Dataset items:
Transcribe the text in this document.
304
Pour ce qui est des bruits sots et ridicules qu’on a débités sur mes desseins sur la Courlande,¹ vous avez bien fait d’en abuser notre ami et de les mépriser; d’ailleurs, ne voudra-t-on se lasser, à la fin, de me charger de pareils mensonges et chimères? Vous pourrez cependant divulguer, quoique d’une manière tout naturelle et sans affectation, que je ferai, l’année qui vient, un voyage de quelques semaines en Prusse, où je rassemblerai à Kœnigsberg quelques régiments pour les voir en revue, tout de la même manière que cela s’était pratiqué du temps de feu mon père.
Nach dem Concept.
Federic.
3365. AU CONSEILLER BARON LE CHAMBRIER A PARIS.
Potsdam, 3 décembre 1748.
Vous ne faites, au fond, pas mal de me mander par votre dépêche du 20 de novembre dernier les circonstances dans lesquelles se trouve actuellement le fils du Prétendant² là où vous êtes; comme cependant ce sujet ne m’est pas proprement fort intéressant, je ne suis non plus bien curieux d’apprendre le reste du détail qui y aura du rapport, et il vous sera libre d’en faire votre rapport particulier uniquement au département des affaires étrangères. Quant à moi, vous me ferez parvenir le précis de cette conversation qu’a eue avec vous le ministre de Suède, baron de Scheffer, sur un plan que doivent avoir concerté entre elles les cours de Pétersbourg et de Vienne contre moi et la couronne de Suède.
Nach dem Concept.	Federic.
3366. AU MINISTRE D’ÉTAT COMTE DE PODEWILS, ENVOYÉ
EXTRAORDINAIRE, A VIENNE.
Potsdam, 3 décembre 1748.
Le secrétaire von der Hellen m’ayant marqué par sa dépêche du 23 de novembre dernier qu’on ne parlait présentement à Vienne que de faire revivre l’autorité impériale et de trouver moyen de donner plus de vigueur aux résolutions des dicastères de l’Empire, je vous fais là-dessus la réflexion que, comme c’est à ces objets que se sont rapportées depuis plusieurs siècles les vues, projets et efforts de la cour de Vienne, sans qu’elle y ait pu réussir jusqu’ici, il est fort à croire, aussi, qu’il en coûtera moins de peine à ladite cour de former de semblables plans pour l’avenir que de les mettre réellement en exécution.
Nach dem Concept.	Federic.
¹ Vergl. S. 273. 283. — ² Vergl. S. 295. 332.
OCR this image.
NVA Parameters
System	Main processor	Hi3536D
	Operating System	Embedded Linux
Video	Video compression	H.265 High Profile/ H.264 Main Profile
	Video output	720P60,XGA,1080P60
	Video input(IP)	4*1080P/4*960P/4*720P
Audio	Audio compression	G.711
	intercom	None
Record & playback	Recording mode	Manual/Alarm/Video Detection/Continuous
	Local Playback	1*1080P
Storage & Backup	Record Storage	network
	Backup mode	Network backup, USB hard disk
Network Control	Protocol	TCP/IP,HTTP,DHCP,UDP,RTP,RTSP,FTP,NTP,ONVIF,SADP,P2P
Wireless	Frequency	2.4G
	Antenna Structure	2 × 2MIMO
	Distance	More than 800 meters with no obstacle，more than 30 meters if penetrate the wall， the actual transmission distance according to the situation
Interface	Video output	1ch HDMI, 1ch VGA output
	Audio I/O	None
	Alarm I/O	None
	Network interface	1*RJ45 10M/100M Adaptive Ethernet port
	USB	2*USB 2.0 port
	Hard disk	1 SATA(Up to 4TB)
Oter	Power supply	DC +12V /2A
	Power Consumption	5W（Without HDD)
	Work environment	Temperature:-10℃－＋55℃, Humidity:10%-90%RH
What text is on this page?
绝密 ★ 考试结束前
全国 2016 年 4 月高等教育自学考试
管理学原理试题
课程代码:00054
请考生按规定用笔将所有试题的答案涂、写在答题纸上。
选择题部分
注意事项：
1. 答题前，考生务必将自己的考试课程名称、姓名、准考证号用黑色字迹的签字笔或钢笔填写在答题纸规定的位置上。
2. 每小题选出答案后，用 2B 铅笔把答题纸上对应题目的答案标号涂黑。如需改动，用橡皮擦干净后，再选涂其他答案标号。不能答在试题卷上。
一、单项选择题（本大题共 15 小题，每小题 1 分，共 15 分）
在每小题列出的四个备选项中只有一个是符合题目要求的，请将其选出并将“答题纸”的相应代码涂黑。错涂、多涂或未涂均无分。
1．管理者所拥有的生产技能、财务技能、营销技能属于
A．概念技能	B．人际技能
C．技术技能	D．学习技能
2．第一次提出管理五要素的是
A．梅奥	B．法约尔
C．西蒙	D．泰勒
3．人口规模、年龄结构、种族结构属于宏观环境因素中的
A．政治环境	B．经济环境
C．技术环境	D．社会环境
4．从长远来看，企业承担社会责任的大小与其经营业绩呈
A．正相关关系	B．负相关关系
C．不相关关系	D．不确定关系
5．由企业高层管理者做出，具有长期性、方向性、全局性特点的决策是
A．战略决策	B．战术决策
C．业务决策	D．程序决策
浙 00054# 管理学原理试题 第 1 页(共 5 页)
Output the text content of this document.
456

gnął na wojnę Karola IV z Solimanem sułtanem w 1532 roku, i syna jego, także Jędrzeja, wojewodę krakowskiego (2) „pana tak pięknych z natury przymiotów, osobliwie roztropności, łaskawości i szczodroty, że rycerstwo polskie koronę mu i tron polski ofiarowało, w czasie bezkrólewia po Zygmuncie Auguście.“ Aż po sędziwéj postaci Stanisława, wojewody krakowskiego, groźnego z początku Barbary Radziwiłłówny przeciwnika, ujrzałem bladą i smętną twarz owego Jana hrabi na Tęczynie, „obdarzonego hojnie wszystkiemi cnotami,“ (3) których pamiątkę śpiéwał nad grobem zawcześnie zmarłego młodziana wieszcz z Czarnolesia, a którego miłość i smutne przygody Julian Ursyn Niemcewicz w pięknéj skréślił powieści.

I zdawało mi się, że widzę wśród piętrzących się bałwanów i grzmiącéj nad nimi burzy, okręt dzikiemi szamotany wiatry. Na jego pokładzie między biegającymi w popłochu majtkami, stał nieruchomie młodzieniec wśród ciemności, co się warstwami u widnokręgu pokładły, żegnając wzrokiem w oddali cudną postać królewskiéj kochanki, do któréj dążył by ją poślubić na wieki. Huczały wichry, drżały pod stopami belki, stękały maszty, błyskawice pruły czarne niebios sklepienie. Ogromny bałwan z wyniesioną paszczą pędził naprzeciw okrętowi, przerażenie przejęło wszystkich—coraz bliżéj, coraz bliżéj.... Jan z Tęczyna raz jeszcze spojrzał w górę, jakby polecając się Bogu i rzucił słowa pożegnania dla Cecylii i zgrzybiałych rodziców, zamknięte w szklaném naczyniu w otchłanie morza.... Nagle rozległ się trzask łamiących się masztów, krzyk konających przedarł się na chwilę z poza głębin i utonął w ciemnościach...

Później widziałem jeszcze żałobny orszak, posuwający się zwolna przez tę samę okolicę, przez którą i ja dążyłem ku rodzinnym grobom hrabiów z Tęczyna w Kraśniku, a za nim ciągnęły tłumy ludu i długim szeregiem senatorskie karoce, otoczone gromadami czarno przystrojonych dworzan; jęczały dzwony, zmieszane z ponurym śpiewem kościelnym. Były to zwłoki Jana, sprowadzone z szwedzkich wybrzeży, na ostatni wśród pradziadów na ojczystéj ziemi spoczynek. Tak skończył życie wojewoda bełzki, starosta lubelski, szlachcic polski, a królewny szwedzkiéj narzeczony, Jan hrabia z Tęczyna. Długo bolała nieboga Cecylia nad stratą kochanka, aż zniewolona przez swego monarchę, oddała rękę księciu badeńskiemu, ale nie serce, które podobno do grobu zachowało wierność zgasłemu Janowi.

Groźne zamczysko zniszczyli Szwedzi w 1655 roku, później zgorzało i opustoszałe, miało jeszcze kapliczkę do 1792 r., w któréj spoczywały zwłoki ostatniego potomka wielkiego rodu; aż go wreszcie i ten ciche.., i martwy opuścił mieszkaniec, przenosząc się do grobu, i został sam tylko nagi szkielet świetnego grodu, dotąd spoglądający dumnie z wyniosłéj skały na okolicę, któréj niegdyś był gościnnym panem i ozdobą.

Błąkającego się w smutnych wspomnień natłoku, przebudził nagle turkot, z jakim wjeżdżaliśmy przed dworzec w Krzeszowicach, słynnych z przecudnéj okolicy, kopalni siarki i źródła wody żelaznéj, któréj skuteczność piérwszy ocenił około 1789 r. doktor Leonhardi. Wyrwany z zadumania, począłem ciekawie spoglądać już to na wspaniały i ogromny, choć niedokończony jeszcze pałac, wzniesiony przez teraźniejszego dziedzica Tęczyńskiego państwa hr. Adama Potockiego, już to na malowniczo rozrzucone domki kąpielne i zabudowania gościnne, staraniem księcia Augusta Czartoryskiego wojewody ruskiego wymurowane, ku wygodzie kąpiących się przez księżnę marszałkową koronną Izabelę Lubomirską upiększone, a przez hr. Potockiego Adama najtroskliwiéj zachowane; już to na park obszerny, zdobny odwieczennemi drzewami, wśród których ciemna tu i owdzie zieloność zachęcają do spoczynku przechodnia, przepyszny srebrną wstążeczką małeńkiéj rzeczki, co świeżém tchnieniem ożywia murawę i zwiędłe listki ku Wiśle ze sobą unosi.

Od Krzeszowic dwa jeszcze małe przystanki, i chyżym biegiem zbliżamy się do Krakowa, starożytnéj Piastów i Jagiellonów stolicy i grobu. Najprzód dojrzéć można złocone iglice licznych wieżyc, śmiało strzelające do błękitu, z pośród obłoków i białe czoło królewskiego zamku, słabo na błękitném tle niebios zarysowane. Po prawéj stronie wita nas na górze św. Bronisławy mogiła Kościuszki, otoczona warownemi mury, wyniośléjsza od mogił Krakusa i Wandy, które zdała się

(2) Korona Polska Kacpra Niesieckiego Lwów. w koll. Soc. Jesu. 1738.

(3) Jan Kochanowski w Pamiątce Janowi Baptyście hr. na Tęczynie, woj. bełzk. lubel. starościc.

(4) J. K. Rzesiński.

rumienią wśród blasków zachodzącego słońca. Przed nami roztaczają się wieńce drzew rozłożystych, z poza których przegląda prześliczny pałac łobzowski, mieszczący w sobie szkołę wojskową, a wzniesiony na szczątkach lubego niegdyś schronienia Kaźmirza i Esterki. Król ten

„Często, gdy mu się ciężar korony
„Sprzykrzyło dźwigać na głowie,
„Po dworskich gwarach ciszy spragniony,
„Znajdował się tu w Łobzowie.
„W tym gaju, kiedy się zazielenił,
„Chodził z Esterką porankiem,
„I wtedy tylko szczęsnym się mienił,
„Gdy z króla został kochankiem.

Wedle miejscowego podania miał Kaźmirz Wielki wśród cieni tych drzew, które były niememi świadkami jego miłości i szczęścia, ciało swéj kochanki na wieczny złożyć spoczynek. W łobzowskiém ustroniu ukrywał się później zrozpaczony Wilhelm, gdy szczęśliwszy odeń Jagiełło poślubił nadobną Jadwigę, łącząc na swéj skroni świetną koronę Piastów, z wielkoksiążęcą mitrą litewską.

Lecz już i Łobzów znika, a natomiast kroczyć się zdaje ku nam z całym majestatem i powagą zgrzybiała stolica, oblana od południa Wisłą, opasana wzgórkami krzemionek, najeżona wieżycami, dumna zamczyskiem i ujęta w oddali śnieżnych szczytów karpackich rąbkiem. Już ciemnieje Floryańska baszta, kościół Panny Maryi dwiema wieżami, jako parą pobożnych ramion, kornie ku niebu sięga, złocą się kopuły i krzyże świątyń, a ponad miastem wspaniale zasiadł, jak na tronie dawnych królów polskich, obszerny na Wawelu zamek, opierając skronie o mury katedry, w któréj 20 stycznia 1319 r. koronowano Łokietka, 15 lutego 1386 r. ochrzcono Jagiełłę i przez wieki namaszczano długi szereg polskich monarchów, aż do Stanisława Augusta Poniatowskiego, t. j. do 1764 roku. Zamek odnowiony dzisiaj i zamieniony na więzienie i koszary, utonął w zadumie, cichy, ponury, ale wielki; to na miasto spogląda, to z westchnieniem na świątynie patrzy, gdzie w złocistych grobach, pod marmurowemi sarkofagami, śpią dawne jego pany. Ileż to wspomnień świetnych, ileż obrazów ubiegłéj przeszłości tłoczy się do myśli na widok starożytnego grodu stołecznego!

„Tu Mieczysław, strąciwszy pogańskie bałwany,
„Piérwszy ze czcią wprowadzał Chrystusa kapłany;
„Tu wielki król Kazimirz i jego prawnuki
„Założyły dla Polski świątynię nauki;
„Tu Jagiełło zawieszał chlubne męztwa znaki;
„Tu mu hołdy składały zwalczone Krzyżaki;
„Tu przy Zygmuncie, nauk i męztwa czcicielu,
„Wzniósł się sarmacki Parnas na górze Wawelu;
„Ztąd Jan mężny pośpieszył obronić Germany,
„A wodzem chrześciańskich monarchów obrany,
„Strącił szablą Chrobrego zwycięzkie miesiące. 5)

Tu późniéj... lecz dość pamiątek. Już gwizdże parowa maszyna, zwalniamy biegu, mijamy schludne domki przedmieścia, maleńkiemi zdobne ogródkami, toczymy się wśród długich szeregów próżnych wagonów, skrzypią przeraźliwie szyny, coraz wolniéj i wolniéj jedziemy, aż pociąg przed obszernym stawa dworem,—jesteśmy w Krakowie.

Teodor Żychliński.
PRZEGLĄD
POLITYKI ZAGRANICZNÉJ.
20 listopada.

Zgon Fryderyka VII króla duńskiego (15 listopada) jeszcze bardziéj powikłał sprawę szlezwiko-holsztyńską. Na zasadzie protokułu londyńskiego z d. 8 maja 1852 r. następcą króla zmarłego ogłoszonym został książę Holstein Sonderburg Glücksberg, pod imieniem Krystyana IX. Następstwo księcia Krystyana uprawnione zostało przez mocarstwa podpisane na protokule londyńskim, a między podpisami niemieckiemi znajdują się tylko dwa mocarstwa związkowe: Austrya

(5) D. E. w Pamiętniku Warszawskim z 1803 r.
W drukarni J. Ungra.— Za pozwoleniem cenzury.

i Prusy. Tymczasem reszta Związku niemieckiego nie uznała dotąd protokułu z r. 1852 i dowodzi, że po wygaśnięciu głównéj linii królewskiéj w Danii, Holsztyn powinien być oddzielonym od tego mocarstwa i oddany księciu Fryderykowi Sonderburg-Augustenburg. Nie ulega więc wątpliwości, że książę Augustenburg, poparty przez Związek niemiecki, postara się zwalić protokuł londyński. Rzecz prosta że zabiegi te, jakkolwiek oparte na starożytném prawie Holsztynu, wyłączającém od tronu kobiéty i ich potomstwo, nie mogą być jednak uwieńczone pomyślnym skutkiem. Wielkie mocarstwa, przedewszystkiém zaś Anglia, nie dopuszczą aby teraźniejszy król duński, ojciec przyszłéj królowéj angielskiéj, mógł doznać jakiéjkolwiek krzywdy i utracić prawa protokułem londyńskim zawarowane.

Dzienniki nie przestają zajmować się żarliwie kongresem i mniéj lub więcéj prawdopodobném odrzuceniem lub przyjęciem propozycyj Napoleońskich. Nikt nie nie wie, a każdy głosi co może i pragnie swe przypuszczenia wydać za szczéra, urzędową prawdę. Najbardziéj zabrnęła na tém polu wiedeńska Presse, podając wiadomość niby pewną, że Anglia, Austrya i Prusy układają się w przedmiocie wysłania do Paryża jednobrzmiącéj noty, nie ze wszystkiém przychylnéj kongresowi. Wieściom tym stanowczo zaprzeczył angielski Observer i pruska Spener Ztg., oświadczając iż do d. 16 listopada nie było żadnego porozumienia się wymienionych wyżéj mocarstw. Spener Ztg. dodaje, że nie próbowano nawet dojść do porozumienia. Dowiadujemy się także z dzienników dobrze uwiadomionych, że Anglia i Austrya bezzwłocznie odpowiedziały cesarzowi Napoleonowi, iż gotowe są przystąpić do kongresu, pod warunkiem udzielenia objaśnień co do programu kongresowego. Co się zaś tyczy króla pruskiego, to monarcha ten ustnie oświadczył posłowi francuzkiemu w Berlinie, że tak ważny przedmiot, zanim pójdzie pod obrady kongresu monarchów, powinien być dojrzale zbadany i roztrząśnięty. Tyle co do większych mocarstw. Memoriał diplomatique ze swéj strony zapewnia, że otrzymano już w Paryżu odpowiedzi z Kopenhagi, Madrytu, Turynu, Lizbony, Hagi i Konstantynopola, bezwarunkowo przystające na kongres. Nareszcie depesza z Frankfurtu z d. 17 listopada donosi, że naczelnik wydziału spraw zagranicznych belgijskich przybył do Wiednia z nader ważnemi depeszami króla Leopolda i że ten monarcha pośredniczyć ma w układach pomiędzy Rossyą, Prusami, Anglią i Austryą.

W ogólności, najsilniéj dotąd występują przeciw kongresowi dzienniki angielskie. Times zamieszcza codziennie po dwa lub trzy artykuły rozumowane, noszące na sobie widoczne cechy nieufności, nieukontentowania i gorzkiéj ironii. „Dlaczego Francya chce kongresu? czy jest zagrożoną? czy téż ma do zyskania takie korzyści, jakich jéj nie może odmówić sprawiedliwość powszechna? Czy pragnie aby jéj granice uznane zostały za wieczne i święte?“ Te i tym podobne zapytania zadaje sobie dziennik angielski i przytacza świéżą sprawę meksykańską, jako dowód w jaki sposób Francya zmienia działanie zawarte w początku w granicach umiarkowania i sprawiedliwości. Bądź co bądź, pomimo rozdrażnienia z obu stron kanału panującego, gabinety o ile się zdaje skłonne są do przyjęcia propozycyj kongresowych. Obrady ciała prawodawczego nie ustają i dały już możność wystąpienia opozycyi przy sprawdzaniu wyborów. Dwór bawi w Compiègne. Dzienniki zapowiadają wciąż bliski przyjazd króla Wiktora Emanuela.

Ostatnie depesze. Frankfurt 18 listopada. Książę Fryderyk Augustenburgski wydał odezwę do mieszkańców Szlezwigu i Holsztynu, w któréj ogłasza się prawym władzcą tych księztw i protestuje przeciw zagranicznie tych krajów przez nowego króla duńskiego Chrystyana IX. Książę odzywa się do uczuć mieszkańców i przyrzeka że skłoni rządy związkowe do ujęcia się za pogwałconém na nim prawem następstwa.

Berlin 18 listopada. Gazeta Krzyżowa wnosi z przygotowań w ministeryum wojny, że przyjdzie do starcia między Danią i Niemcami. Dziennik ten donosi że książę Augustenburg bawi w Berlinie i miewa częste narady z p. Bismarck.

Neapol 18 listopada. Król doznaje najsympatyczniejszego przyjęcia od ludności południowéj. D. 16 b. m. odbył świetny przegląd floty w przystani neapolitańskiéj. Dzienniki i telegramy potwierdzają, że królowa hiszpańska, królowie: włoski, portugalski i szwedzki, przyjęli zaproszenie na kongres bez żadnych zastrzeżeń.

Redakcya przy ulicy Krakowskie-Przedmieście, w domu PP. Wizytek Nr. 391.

WHAT YOU HAVE TO DO ▸
Which lines in the records above contain the string "Power"? Copy each one.

RESULT FOR THIS EXERCISE ▸
Oter	Power supply	DC +12V /2A
	Power Consumption	5W（Without HDD)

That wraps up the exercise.